Isolate every line in the records below with "броска" in it.
=====
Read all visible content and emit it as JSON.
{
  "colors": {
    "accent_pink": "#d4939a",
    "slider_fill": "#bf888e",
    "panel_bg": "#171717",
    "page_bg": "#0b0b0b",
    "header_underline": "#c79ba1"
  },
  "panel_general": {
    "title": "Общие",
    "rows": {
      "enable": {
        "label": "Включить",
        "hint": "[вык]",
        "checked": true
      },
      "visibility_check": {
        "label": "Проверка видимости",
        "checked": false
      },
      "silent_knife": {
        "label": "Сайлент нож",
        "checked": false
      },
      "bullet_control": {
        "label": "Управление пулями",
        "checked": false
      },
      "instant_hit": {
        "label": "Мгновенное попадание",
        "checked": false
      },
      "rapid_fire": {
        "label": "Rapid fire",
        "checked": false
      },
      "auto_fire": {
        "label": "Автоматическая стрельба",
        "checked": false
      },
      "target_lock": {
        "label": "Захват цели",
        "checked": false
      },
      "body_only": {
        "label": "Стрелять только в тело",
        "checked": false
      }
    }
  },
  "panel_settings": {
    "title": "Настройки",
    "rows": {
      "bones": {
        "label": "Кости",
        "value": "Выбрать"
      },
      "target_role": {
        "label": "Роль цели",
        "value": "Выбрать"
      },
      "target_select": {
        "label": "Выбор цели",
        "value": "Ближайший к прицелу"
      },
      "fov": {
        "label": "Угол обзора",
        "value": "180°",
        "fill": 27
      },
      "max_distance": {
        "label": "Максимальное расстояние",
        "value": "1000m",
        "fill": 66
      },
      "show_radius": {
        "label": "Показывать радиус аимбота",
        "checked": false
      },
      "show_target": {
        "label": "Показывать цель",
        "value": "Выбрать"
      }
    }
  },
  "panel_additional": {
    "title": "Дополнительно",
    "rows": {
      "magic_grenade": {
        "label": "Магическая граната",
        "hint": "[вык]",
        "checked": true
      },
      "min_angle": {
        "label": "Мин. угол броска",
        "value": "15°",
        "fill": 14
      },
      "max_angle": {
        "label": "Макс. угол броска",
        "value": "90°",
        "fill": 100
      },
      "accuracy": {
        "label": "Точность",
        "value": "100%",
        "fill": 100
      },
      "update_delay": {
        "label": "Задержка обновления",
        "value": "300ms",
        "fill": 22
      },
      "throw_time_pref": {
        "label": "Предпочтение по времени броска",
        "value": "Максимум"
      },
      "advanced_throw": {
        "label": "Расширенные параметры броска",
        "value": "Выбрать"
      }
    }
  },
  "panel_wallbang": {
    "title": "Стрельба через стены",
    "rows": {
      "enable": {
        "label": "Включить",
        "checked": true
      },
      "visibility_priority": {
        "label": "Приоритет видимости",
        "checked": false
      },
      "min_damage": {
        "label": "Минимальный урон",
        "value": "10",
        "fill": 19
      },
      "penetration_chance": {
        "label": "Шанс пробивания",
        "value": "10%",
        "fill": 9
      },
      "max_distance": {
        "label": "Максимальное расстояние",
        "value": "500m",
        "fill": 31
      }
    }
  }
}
=====
=== REPLY TO THE TASK ===
        "label": "Мин. угол броска",
        "label": "Макс. угол броска",
        "label": "Предпочтение по времени броска",
        "label": "Расширенные параметры броска",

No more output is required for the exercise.